Ein US-Regierungssprecher bekräftigte, der Einsatz von US-Bodentruppen werde kategorisch ausgeschlossen. Er fügte hinzu, die USA stimmten ihre Angriffe auch mit den Nato-Mitgliedern ab. Fragen über eine mögliche Beteiligung des Bündnisses wich er aus. Wenn es konkrete Wünsche gebe, werde man an die Mitglieder herantreten. Der einflussreiche US-Senator und Republikaner John McCain sprach von einem halbherzigen Vorgehen der US-Regierung. Er forderte weitaus entschlossenere Schritte. Die IS-Gruppe habe eine Expansion zum Ziel „und muss gestoppt werden“, meinte der frühere Präsidentschaftsbewerber. Ziel der US-Angriffe ist es, eigene Landsleute im Irak zu schützen sowie den Vormarsch der äußerst brutalen sunnitischen IS-Extremisten und die Verfolgung christlicher und anderer Minderheiten zu stoppen. Hunderttausende sind im Nordirak auf der Flucht.

IS-Dschihadisten erobern weite Teil des Irak. Nun greift die US-Luftwaffe in den Konflikt ein.

◆ ◆ ◆ ◆ ◆ ◆ ◆

(Aufgaben und Übungen):
(1) Wer wird im Textauszug als früherer Präsidentschaftsbewerber bezeichnet?
(2) Wie lautet der Satz „Er forderte weitaus entschlossenere Schritte.“ aus dem Textauszug auf Englisch?

(Bereitgestelltes Material):

◆ ◆ ◆ ◆ ◆ ◆ ◆

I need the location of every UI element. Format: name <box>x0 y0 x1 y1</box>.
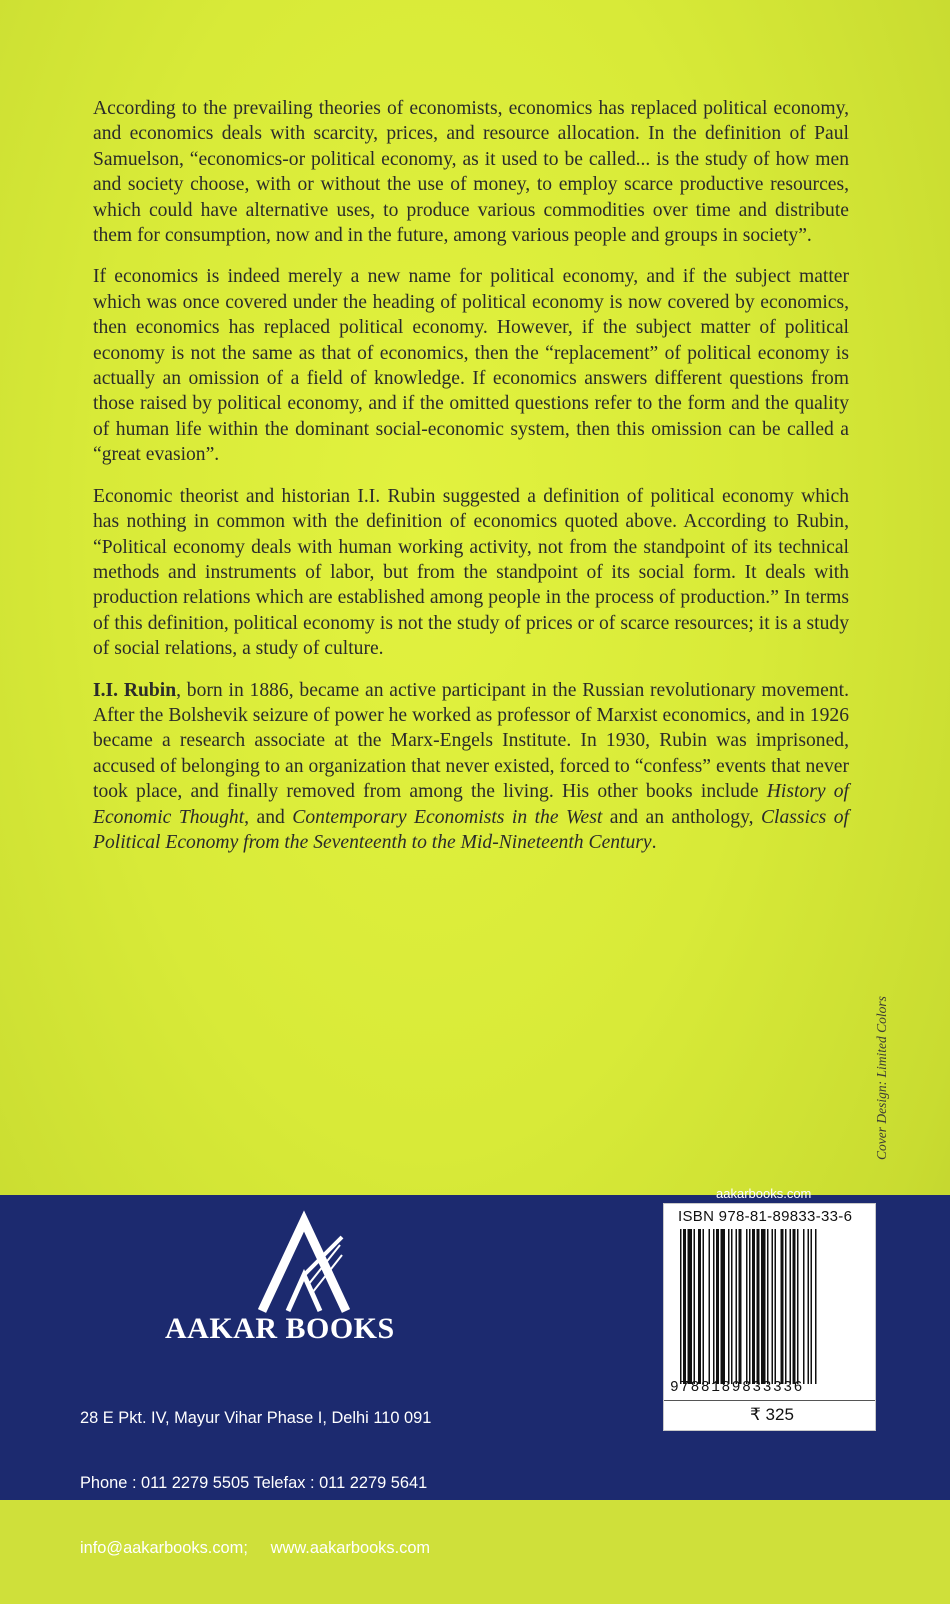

◆ ◆ ◆ ◆ ◆ ◆ ◆

(Schriftliche Antworten):
(1) Der US-Senator und Republikaner John McCain.

(2) He called for far more decisive steps.